[REQUEST]: Your task is to reproduce the entries below word for word.
══════════════════════════════
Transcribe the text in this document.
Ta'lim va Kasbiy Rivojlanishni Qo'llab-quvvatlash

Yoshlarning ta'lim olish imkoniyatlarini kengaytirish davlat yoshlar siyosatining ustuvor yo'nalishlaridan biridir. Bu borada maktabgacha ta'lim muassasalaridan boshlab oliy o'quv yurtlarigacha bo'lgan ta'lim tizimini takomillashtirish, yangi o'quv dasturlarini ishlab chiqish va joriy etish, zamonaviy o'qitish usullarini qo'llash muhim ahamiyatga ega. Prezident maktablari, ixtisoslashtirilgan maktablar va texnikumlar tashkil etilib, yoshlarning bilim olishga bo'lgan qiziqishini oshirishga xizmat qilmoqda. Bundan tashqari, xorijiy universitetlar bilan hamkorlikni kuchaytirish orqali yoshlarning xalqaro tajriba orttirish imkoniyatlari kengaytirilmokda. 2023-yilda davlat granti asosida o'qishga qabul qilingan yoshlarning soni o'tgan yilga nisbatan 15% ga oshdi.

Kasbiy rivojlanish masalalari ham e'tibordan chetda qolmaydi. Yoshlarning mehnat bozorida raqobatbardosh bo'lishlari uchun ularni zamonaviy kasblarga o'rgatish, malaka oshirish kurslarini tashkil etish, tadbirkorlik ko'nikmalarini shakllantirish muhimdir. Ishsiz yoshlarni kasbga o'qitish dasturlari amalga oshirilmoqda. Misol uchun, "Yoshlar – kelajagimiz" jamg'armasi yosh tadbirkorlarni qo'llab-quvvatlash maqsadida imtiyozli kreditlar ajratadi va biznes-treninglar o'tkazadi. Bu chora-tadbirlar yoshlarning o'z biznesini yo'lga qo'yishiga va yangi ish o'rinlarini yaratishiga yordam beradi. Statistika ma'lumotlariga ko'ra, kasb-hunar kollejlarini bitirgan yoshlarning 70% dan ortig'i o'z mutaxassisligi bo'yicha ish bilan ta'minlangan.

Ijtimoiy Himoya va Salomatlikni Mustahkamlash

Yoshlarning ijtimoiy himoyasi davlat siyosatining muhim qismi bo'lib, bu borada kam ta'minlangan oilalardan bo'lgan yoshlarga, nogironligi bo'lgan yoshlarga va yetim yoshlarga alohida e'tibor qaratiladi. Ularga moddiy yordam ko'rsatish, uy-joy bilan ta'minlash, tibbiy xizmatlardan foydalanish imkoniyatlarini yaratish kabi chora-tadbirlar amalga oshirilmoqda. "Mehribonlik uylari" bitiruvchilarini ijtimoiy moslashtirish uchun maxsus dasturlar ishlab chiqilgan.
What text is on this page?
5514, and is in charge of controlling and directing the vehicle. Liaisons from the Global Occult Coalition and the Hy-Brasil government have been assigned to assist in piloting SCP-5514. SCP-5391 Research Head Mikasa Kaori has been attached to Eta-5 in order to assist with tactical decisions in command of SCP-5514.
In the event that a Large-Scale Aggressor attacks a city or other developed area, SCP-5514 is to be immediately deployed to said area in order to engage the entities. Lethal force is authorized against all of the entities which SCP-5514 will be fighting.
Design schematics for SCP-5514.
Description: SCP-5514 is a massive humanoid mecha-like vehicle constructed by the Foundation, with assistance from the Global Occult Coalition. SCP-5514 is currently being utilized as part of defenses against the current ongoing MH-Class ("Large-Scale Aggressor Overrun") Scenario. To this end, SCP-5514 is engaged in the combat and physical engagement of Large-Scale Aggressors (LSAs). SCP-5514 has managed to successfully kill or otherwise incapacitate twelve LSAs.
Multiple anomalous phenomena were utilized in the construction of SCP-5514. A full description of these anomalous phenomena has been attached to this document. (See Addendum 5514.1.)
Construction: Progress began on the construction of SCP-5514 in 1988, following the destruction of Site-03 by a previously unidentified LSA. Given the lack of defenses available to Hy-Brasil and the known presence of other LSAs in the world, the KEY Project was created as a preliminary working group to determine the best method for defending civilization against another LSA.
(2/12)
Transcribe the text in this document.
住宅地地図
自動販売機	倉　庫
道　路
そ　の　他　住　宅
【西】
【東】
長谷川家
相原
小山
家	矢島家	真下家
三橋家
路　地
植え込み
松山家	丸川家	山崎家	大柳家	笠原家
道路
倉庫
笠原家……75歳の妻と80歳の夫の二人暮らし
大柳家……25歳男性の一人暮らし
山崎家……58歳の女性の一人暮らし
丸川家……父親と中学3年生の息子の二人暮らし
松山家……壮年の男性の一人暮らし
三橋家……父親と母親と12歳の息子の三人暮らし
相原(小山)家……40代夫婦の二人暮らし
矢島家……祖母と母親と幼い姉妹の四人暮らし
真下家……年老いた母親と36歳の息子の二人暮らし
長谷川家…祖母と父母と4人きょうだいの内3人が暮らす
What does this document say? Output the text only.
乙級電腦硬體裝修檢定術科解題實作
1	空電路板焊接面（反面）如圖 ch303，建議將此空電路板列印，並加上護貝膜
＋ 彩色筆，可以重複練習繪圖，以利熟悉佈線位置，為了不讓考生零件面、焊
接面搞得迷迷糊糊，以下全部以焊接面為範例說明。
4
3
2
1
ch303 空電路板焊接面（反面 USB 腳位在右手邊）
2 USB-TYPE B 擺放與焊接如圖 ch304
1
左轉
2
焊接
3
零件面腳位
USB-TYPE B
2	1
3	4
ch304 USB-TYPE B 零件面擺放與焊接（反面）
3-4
══════════════════════════════
[IN RESPONSE]:
Transcribe the text in this document.
Ta'lim va Kasbiy Rivojlanishni Qo'llab-quvvatlash

Yoshlarning ta'lim olish imkoniyatlarini kengaytirish davlat yoshlar siyosatining ustuvor yo'nalishlaridan biridir. Bu borada maktabgacha ta'lim muassasalaridan boshlab oliy o'quv yurtlarigacha bo'lgan ta'lim tizimini takomillashtirish, yangi o'quv dasturlarini ishlab chiqish va joriy etish, zamonaviy o'qitish usullarini qo'llash muhim ahamiyatga ega. Prezident maktablari, ixtisoslashtirilgan maktablar va texnikumlar tashkil etilib, yoshlarning bilim olishga bo'lgan qiziqishini oshirishga xizmat qilmoqda. Bundan tashqari, xorijiy universitetlar bilan hamkorlikni kuchaytirish orqali yoshlarning xalqaro tajriba orttirish imkoniyatlari kengaytirilmokda. 2023-yilda davlat granti asosida o'qishga qabul qilingan yoshlarning soni o'tgan yilga nisbatan 15% ga oshdi.

Kasbiy rivojlanish masalalari ham e'tibordan chetda qolmaydi. Yoshlarning mehnat bozorida raqobatbardosh bo'lishlari uchun ularni zamonaviy kasblarga o'rgatish, malaka oshirish kurslarini tashkil etish, tadbirkorlik ko'nikmalarini shakllantirish muhimdir. Ishsiz yoshlarni kasbga o'qitish dasturlari amalga oshirilmoqda. Misol uchun, "Yoshlar – kelajagimiz" jamg'armasi yosh tadbirkorlarni qo'llab-quvvatlash maqsadida imtiyozli kreditlar ajratadi va biznes-treninglar o'tkazadi. Bu chora-tadbirlar yoshlarning o'z biznesini yo'lga qo'yishiga va yangi ish o'rinlarini yaratishiga yordam beradi. Statistika ma'lumotlariga ko'ra, kasb-hunar kollejlarini bitirgan yoshlarning 70% dan ortig'i o'z mutaxassisligi bo'yicha ish bilan ta'minlangan.

Ijtimoiy Himoya va Salomatlikni Mustahkamlash

Yoshlarning ijtimoiy himoyasi davlat siyosatining muhim qismi bo'lib, bu borada kam ta'minlangan oilalardan bo'lgan yoshlarga, nogironligi bo'lgan yoshlarga va yetim yoshlarga alohida e'tibor qaratiladi. Ularga moddiy yordam ko'rsatish, uy-joy bilan ta'minlash, tibbiy xizmatlardan foydalanish imkoniyatlarini yaratish kabi chora-tadbirlar amalga oshirilmoqda. "Mehribonlik uylari" bitiruvchilarini ijtimoiy moslashtirish uchun maxsus dasturlar ishlab chiqilgan.
What text is on this page?
5514, and is in charge of controlling and directing the vehicle. Liaisons from the Global Occult Coalition and the Hy-Brasil government have been assigned to assist in piloting SCP-5514. SCP-5391 Research Head Mikasa Kaori has been attached to Eta-5 in order to assist with tactical decisions in command of SCP-5514.
In the event that a Large-Scale Aggressor attacks a city or other developed area, SCP-5514 is to be immediately deployed to said area in order to engage the entities. Lethal force is authorized against all of the entities which SCP-5514 will be fighting.
Design schematics for SCP-5514.
Description: SCP-5514 is a massive humanoid mecha-like vehicle constructed by the Foundation, with assistance from the Global Occult Coalition. SCP-5514 is currently being utilized as part of defenses against the current ongoing MH-Class ("Large-Scale Aggressor Overrun") Scenario. To this end, SCP-5514 is engaged in the combat and physical engagement of Large-Scale Aggressors (LSAs). SCP-5514 has managed to successfully kill or otherwise incapacitate twelve LSAs.
Multiple anomalous phenomena were utilized in the construction of SCP-5514. A full description of these anomalous phenomena has been attached to this document. (See Addendum 5514.1.)
Construction: Progress began on the construction of SCP-5514 in 1988, following the destruction of Site-03 by a previously unidentified LSA. Given the lack of defenses available to Hy-Brasil and the known presence of other LSAs in the world, the KEY Project was created as a preliminary working group to determine the best method for defending civilization against another LSA.
(2/12)
Transcribe the text in this document.
住宅地地図
自動販売機	倉　庫
道　路
そ　の　他　住　宅
【西】
【東】
長谷川家
相原
小山
家	矢島家	真下家
三橋家
路　地
植え込み
松山家	丸川家	山崎家	大柳家	笠原家
道路
倉庫
笠原家……75歳の妻と80歳の夫の二人暮らし
大柳家……25歳男性の一人暮らし
山崎家……58歳の女性の一人暮らし
丸川家……父親と中学3年生の息子の二人暮らし
松山家……壮年の男性の一人暮らし
三橋家……父親と母親と12歳の息子の三人暮らし
相原(小山)家……40代夫婦の二人暮らし
矢島家……祖母と母親と幼い姉妹の四人暮らし
真下家……年老いた母親と36歳の息子の二人暮らし
長谷川家…祖母と父母と4人きょうだいの内3人が暮らす
What does this document say? Output the text only.
乙級電腦硬體裝修檢定術科解題實作
1	空電路板焊接面（反面）如圖 ch303，建議將此空電路板列印，並加上護貝膜
＋ 彩色筆，可以重複練習繪圖，以利熟悉佈線位置，為了不讓考生零件面、焊
接面搞得迷迷糊糊，以下全部以焊接面為範例說明。
4
3
2
1
ch303 空電路板焊接面（反面 USB 腳位在右手邊）
2 USB-TYPE B 擺放與焊接如圖 ch304
1
左轉
2
焊接
3
零件面腳位
USB-TYPE B
2	1
3	4
ch304 USB-TYPE B 零件面擺放與焊接（反面）
3-4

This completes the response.